◆ **Directive**
Write out each line word for word. Drop pictures.

◆ **Exercise materials**
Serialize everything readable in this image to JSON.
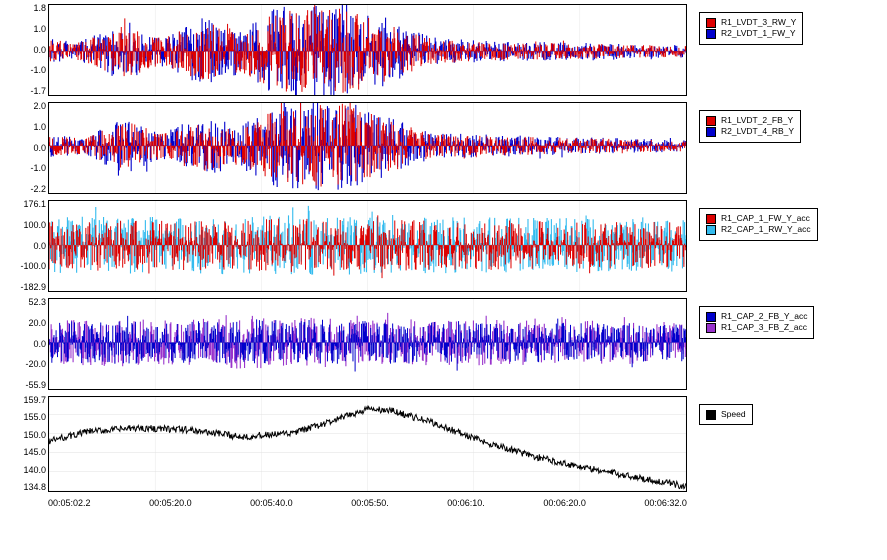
{
  "global": {
    "background_color": "#ffffff",
    "border_color": "#000000",
    "grid_color": "#e0e0e0",
    "tick_fontsize": 9,
    "legend_fontsize": 8.5
  },
  "xaxis": {
    "ticks": [
      "00:05:02.2",
      "00:05:20.0",
      "00:05:40.0",
      "00:05:50.",
      "00:06:10.",
      "00:06:20.0",
      "00:06:32.0"
    ]
  },
  "panels": [
    {
      "id": "p1",
      "height": 92,
      "yticks": [
        "1.8",
        "1.0",
        "0.0",
        "-1.0",
        "-1.7"
      ],
      "ylim": [
        -1.7,
        1.8
      ],
      "type": "dense-timeseries",
      "series": [
        {
          "name": "R1_LVDT_3_RW_Y",
          "color": "#dd0000"
        },
        {
          "name": "R2_LVDT_1_FW_Y",
          "color": "#0000cc"
        }
      ],
      "envelope": {
        "segments": [
          {
            "x": 0.0,
            "amp": 0.25
          },
          {
            "x": 0.05,
            "amp": 0.2
          },
          {
            "x": 0.12,
            "amp": 0.62
          },
          {
            "x": 0.18,
            "amp": 0.3
          },
          {
            "x": 0.24,
            "amp": 0.68
          },
          {
            "x": 0.3,
            "amp": 0.45
          },
          {
            "x": 0.36,
            "amp": 0.9
          },
          {
            "x": 0.46,
            "amp": 0.98
          },
          {
            "x": 0.54,
            "amp": 0.62
          },
          {
            "x": 0.6,
            "amp": 0.28
          },
          {
            "x": 0.7,
            "amp": 0.2
          },
          {
            "x": 0.8,
            "amp": 0.18
          },
          {
            "x": 0.9,
            "amp": 0.15
          },
          {
            "x": 1.0,
            "amp": 0.12
          }
        ]
      }
    },
    {
      "id": "p2",
      "height": 92,
      "yticks": [
        "2.0",
        "1.0",
        "0.0",
        "-1.0",
        "-2.2"
      ],
      "ylim": [
        -2.2,
        2.0
      ],
      "type": "dense-timeseries",
      "series": [
        {
          "name": "R1_LVDT_2_FB_Y",
          "color": "#dd0000"
        },
        {
          "name": "R2_LVDT_4_RB_Y",
          "color": "#0000cc"
        }
      ],
      "envelope": {
        "segments": [
          {
            "x": 0.0,
            "amp": 0.22
          },
          {
            "x": 0.05,
            "amp": 0.18
          },
          {
            "x": 0.12,
            "amp": 0.55
          },
          {
            "x": 0.18,
            "amp": 0.28
          },
          {
            "x": 0.24,
            "amp": 0.6
          },
          {
            "x": 0.3,
            "amp": 0.4
          },
          {
            "x": 0.36,
            "amp": 0.85
          },
          {
            "x": 0.46,
            "amp": 0.95
          },
          {
            "x": 0.54,
            "amp": 0.58
          },
          {
            "x": 0.6,
            "amp": 0.26
          },
          {
            "x": 0.7,
            "amp": 0.22
          },
          {
            "x": 0.8,
            "amp": 0.18
          },
          {
            "x": 0.9,
            "amp": 0.15
          },
          {
            "x": 1.0,
            "amp": 0.12
          }
        ]
      }
    },
    {
      "id": "p3",
      "height": 92,
      "yticks": [
        "176.1",
        "100.0",
        "0.0",
        "-100.0",
        "-182.9"
      ],
      "ylim": [
        -182.9,
        176.1
      ],
      "type": "dense-timeseries",
      "series": [
        {
          "name": "R1_CAP_1_FW_Y_acc",
          "color": "#dd0000"
        },
        {
          "name": "R2_CAP_1_RW_Y_acc",
          "color": "#33bbee"
        }
      ],
      "envelope": {
        "segments": [
          {
            "x": 0.0,
            "amp": 0.55
          },
          {
            "x": 0.1,
            "amp": 0.58
          },
          {
            "x": 0.2,
            "amp": 0.56
          },
          {
            "x": 0.3,
            "amp": 0.58
          },
          {
            "x": 0.4,
            "amp": 0.6
          },
          {
            "x": 0.5,
            "amp": 0.58
          },
          {
            "x": 0.6,
            "amp": 0.56
          },
          {
            "x": 0.7,
            "amp": 0.55
          },
          {
            "x": 0.8,
            "amp": 0.54
          },
          {
            "x": 0.9,
            "amp": 0.53
          },
          {
            "x": 1.0,
            "amp": 0.52
          }
        ]
      }
    },
    {
      "id": "p4",
      "height": 92,
      "yticks": [
        "52.3",
        "20.0",
        "0.0",
        "-20.0",
        "-55.9"
      ],
      "ylim": [
        -55.9,
        52.3
      ],
      "type": "dense-timeseries",
      "series": [
        {
          "name": "R1_CAP_2_FB_Y_acc",
          "color": "#0000cc"
        },
        {
          "name": "R1_CAP_3_FB_Z_acc",
          "color": "#9933cc"
        }
      ],
      "envelope": {
        "segments": [
          {
            "x": 0.0,
            "amp": 0.45
          },
          {
            "x": 0.1,
            "amp": 0.48
          },
          {
            "x": 0.2,
            "amp": 0.46
          },
          {
            "x": 0.3,
            "amp": 0.52
          },
          {
            "x": 0.4,
            "amp": 0.5
          },
          {
            "x": 0.5,
            "amp": 0.48
          },
          {
            "x": 0.6,
            "amp": 0.46
          },
          {
            "x": 0.7,
            "amp": 0.45
          },
          {
            "x": 0.8,
            "amp": 0.44
          },
          {
            "x": 0.9,
            "amp": 0.43
          },
          {
            "x": 1.0,
            "amp": 0.42
          }
        ]
      }
    },
    {
      "id": "p5",
      "height": 96,
      "yticks": [
        "159.7",
        "155.0",
        "150.0",
        "145.0",
        "140.0",
        "134.8"
      ],
      "ylim": [
        134.8,
        159.7
      ],
      "type": "line",
      "series": [
        {
          "name": "Speed",
          "color": "#000000"
        }
      ],
      "line": {
        "noise": 0.9,
        "points": [
          {
            "x": 0.0,
            "y": 148.0
          },
          {
            "x": 0.06,
            "y": 150.5
          },
          {
            "x": 0.14,
            "y": 151.5
          },
          {
            "x": 0.22,
            "y": 151.0
          },
          {
            "x": 0.3,
            "y": 149.2
          },
          {
            "x": 0.38,
            "y": 150.0
          },
          {
            "x": 0.44,
            "y": 153.0
          },
          {
            "x": 0.5,
            "y": 156.5
          },
          {
            "x": 0.54,
            "y": 156.0
          },
          {
            "x": 0.6,
            "y": 153.0
          },
          {
            "x": 0.68,
            "y": 148.0
          },
          {
            "x": 0.76,
            "y": 144.0
          },
          {
            "x": 0.84,
            "y": 141.0
          },
          {
            "x": 0.92,
            "y": 138.5
          },
          {
            "x": 1.0,
            "y": 136.0
          }
        ]
      }
    }
  ]
}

◆ **Solution for this exercise**
Serialize everything readable in this image to JSON.
{
  "global": {
    "background_color": "#ffffff",
    "border_color": "#000000",
    "grid_color": "#e0e0e0",
    "tick_fontsize": 9,
    "legend_fontsize": 8.5
  },
  "xaxis": {
    "ticks": [
      "00:05:02.2",
      "00:05:20.0",
      "00:05:40.0",
      "00:05:50.",
      "00:06:10.",
      "00:06:20.0",
      "00:06:32.0"
    ]
  },
  "panels": [
    {
      "id": "p1",
      "height": 92,
      "yticks": [
        "1.8",
        "1.0",
        "0.0",
        "-1.0",
        "-1.7"
      ],
      "ylim": [
        -1.7,
        1.8
      ],
      "type": "dense-timeseries",
      "series": [
        {
          "name": "R1_LVDT_3_RW_Y",
          "color": "#dd0000"
        },
        {
          "name": "R2_LVDT_1_FW_Y",
          "color": "#0000cc"
        }
      ],
      "envelope": {
        "segments": [
          {
            "x": 0.0,
            "amp": 0.25
          },
          {
            "x": 0.05,
            "amp": 0.2
          },
          {
            "x": 0.12,
            "amp": 0.62
          },
          {
            "x": 0.18,
            "amp": 0.3
          },
          {
            "x": 0.24,
            "amp": 0.68
          },
          {
            "x": 0.3,
            "amp": 0.45
          },
          {
            "x": 0.36,
            "amp": 0.9
          },
          {
            "x": 0.46,
            "amp": 0.98
          },
          {
            "x": 0.54,
            "amp": 0.62
          },
          {
            "x": 0.6,
            "amp": 0.28
          },
          {
            "x": 0.7,
            "amp": 0.2
          },
          {
            "x": 0.8,
            "amp": 0.18
          },
          {
            "x": 0.9,
            "amp": 0.15
          },
          {
            "x": 1.0,
            "amp": 0.12
          }
        ]
      }
    },
    {
      "id": "p2",
      "height": 92,
      "yticks": [
        "2.0",
        "1.0",
        "0.0",
        "-1.0",
        "-2.2"
      ],
      "ylim": [
        -2.2,
        2.0
      ],
      "type": "dense-timeseries",
      "series": [
        {
          "name": "R1_LVDT_2_FB_Y",
          "color": "#dd0000"
        },
        {
          "name": "R2_LVDT_4_RB_Y",
          "color": "#0000cc"
        }
      ],
      "envelope": {
        "segments": [
          {
            "x": 0.0,
            "amp": 0.22
          },
          {
            "x": 0.05,
            "amp": 0.18
          },
          {
            "x": 0.12,
            "amp": 0.55
          },
          {
            "x": 0.18,
            "amp": 0.28
          },
          {
            "x": 0.24,
            "amp": 0.6
          },
          {
            "x": 0.3,
            "amp": 0.4
          },
          {
            "x": 0.36,
            "amp": 0.85
          },
          {
            "x": 0.46,
            "amp": 0.95
          },
          {
            "x": 0.54,
            "amp": 0.58
          },
          {
            "x": 0.6,
            "amp": 0.26
          },
          {
            "x": 0.7,
            "amp": 0.22
          },
          {
            "x": 0.8,
            "amp": 0.18
          },
          {
            "x": 0.9,
            "amp": 0.15
          },
          {
            "x": 1.0,
            "amp": 0.12
          }
        ]
      }
    },
    {
      "id": "p3",
      "height": 92,
      "yticks": [
        "176.1",
        "100.0",
        "0.0",
        "-100.0",
        "-182.9"
      ],
      "ylim": [
        -182.9,
        176.1
      ],
      "type": "dense-timeseries",
      "series": [
        {
          "name": "R1_CAP_1_FW_Y_acc",
          "color": "#dd0000"
        },
        {
          "name": "R2_CAP_1_RW_Y_acc",
          "color": "#33bbee"
        }
      ],
      "envelope": {
        "segments": [
          {
            "x": 0.0,
            "amp": 0.55
          },
          {
            "x": 0.1,
            "amp": 0.58
          },
          {
            "x": 0.2,
            "amp": 0.56
          },
          {
            "x": 0.3,
            "amp": 0.58
          },
          {
            "x": 0.4,
            "amp": 0.6
          },
          {
            "x": 0.5,
            "amp": 0.58
          },
          {
            "x": 0.6,
            "amp": 0.56
          },
          {
            "x": 0.7,
            "amp": 0.55
          },
          {
            "x": 0.8,
            "amp": 0.54
          },
          {
            "x": 0.9,
            "amp": 0.53
          },
          {
            "x": 1.0,
            "amp": 0.52
          }
        ]
      }
    },
    {
      "id": "p4",
      "height": 92,
      "yticks": [
        "52.3",
        "20.0",
        "0.0",
        "-20.0",
        "-55.9"
      ],
      "ylim": [
        -55.9,
        52.3
      ],
      "type": "dense-timeseries",
      "series": [
        {
          "name": "R1_CAP_2_FB_Y_acc",
          "color": "#0000cc"
        },
        {
          "name": "R1_CAP_3_FB_Z_acc",
          "color": "#9933cc"
        }
      ],
      "envelope": {
        "segments": [
          {
            "x": 0.0,
            "amp": 0.45
          },
          {
            "x": 0.1,
            "amp": 0.48
          },
          {
            "x": 0.2,
            "amp": 0.46
          },
          {
            "x": 0.3,
            "amp": 0.52
          },
          {
            "x": 0.4,
            "amp": 0.5
          },
          {
            "x": 0.5,
            "amp": 0.48
          },
          {
            "x": 0.6,
            "amp": 0.46
          },
          {
            "x": 0.7,
            "amp": 0.45
          },
          {
            "x": 0.8,
            "amp": 0.44
          },
          {
            "x": 0.9,
            "amp": 0.43
          },
          {
            "x": 1.0,
            "amp": 0.42
          }
        ]
      }
    },
    {
      "id": "p5",
      "height": 96,
      "yticks": [
        "159.7",
        "155.0",
        "150.0",
        "145.0",
        "140.0",
        "134.8"
      ],
      "ylim": [
        134.8,
        159.7
      ],
      "type": "line",
      "series": [
        {
          "name": "Speed",
          "color": "#000000"
        }
      ],
      "line": {
        "noise": 0.9,
        "points": [
          {
            "x": 0.0,
            "y": 148.0
          },
          {
            "x": 0.06,
            "y": 150.5
          },
          {
            "x": 0.14,
            "y": 151.5
          },
          {
            "x": 0.22,
            "y": 151.0
          },
          {
            "x": 0.3,
            "y": 149.2
          },
          {
            "x": 0.38,
            "y": 150.0
          },
          {
            "x": 0.44,
            "y": 153.0
          },
          {
            "x": 0.5,
            "y": 156.5
          },
          {
            "x": 0.54,
            "y": 156.0
          },
          {
            "x": 0.6,
            "y": 153.0
          },
          {
            "x": 0.68,
            "y": 148.0
          },
          {
            "x": 0.76,
            "y": 144.0
          },
          {
            "x": 0.84,
            "y": 141.0
          },
          {
            "x": 0.92,
            "y": 138.5
          },
          {
            "x": 1.0,
            "y": 136.0
          }
        ]
      }
    }
  ]
}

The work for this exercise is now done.